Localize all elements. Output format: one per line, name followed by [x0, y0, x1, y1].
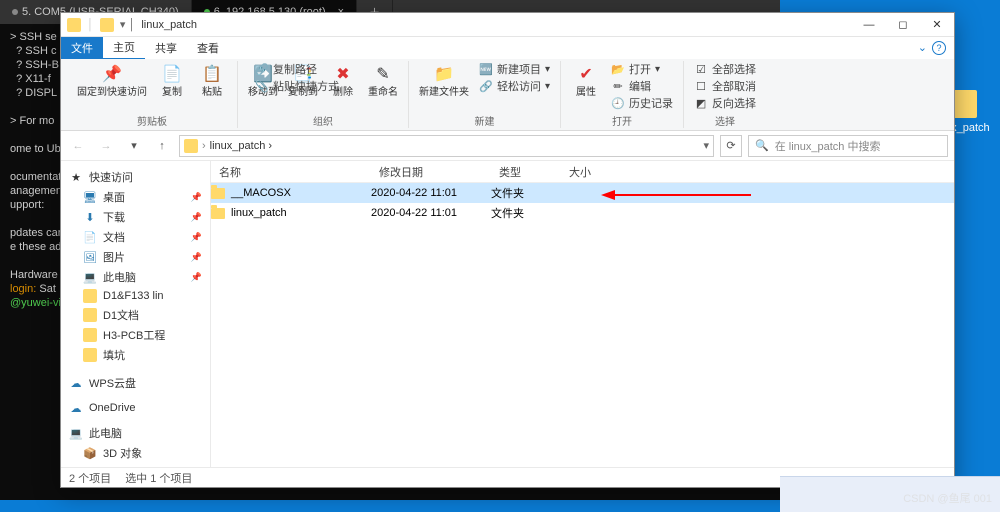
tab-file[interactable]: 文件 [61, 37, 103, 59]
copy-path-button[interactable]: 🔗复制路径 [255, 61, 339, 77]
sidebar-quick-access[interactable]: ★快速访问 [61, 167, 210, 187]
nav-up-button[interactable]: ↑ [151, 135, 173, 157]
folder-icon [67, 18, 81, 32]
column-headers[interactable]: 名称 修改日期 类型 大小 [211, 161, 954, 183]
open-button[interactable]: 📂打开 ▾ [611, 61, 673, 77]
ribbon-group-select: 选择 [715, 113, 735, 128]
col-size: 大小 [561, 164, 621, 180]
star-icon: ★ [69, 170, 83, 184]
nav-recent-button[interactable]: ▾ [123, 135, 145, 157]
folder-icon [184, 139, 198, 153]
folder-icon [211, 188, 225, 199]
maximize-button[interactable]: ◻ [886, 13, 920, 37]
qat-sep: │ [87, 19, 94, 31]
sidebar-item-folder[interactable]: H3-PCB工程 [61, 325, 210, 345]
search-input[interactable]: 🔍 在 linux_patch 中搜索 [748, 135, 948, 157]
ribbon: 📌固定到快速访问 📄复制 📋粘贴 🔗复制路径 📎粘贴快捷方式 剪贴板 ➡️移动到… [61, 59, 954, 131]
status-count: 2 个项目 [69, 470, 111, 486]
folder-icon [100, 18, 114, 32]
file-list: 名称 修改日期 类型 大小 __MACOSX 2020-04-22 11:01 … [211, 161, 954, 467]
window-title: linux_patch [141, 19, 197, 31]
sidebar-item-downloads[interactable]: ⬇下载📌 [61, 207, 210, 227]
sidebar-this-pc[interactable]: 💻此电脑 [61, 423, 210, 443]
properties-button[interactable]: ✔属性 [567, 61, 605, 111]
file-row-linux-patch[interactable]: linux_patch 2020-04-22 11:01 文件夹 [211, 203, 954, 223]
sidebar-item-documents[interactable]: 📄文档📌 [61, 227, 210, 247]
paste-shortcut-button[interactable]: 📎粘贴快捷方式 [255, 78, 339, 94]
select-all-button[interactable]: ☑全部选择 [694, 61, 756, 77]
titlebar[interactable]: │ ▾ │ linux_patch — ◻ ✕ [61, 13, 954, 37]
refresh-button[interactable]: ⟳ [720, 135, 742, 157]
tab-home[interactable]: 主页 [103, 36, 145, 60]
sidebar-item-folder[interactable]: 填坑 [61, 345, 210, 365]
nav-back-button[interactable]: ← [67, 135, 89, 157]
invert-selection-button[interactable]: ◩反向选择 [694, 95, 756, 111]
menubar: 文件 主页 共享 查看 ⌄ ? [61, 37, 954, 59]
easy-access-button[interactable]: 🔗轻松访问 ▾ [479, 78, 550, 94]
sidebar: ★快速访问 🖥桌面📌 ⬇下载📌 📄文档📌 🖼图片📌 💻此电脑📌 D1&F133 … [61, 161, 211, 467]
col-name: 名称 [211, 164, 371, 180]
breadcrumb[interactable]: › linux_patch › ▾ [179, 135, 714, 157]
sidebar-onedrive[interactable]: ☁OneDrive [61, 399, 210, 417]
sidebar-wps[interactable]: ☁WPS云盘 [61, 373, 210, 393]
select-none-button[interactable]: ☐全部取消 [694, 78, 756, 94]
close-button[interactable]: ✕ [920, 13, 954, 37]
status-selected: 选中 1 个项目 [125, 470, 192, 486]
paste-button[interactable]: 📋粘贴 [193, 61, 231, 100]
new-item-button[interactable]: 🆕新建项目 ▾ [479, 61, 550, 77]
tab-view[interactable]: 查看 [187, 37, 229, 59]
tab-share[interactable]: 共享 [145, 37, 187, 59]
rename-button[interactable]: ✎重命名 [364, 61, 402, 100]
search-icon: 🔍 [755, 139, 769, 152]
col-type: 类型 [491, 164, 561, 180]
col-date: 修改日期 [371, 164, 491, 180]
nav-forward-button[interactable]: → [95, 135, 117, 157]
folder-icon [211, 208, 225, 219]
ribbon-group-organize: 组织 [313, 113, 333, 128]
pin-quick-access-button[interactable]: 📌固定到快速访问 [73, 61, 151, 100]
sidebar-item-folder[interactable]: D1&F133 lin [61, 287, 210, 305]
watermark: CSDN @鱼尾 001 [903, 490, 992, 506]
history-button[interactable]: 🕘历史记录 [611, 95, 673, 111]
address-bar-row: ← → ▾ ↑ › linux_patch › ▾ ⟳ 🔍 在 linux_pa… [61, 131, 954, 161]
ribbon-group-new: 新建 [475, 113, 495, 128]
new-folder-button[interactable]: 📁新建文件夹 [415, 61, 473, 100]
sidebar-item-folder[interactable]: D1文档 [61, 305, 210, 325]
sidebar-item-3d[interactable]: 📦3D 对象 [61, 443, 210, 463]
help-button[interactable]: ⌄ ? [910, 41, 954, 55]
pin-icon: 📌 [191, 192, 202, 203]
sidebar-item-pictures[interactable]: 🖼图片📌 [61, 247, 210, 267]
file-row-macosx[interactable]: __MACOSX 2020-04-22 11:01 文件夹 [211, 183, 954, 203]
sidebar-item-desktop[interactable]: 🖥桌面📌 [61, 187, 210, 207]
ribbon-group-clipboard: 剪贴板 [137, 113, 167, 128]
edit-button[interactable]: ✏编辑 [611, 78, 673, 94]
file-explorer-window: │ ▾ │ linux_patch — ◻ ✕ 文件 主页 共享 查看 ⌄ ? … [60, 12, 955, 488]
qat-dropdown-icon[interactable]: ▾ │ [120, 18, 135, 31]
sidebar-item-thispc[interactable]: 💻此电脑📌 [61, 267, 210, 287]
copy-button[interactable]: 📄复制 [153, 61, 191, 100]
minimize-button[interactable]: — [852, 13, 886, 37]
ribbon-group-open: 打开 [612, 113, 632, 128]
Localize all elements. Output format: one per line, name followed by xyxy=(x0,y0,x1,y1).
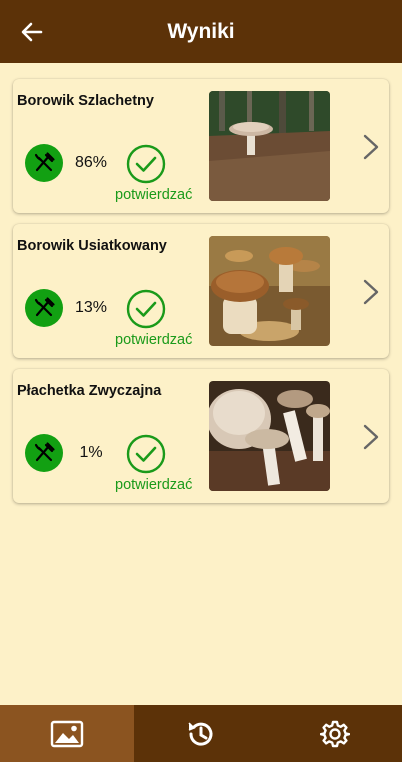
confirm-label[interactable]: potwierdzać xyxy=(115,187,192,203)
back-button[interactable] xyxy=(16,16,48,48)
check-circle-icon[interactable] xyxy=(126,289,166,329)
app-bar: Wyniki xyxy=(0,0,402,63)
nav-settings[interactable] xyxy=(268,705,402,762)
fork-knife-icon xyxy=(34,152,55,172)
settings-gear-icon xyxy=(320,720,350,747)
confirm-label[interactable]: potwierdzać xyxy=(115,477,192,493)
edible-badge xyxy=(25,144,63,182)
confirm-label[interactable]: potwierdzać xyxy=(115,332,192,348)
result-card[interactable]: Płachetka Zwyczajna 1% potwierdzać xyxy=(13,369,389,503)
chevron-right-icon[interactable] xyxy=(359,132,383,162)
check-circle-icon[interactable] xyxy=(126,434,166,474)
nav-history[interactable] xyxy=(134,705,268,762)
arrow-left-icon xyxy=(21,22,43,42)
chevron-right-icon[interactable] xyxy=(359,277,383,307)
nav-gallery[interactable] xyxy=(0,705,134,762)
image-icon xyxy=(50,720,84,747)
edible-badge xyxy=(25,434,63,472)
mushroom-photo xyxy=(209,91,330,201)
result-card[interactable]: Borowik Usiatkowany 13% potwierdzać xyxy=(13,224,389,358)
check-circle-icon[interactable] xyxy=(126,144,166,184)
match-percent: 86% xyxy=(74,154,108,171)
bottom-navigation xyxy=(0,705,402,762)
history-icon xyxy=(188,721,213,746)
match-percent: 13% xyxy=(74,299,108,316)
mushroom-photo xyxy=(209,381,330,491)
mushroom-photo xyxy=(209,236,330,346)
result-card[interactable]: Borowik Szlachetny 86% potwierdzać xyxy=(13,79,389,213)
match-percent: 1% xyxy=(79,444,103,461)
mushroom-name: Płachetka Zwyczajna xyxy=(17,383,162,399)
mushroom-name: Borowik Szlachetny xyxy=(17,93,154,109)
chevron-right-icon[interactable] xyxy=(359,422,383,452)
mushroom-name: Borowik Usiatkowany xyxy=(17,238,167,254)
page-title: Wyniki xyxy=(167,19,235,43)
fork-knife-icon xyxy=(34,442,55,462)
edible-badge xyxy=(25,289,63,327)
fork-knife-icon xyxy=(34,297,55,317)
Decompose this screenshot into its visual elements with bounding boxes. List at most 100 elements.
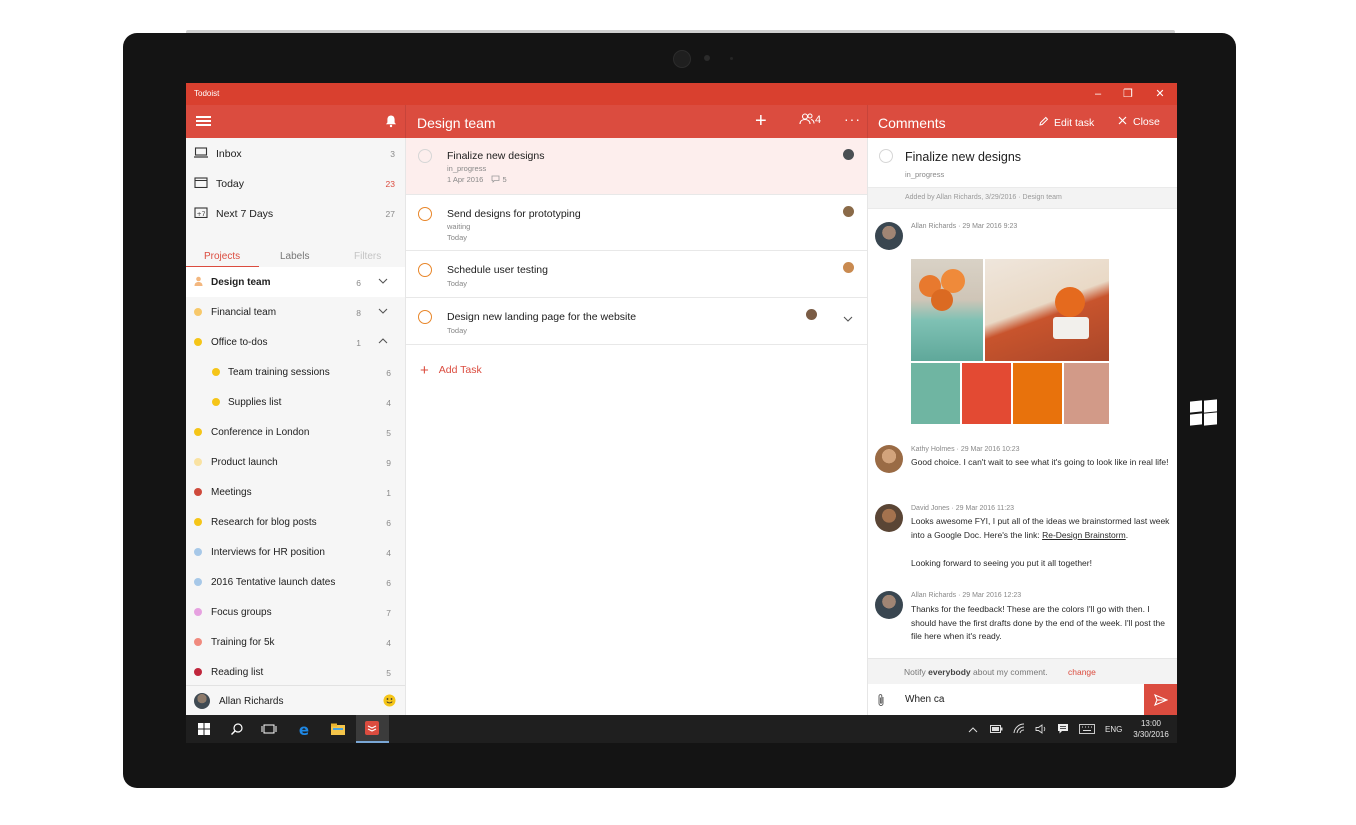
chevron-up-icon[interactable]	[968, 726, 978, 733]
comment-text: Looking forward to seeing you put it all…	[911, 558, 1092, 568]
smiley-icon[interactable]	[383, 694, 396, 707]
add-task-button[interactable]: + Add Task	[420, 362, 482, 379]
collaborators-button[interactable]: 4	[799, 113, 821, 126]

#### What is being asked
Retype the lines starting at the one containing "726, 978, 733]" and continuing through the final line, character for character.

#### Output of the task
chevron-up-icon[interactable]	[968, 726, 978, 733]
comment-text: Looking forward to seeing you put it all…	[911, 558, 1092, 568]
smiley-icon[interactable]	[383, 694, 396, 707]
add-task-button[interactable]: + Add Task	[420, 362, 482, 379]
collaborators-button[interactable]: 4	[799, 113, 821, 126]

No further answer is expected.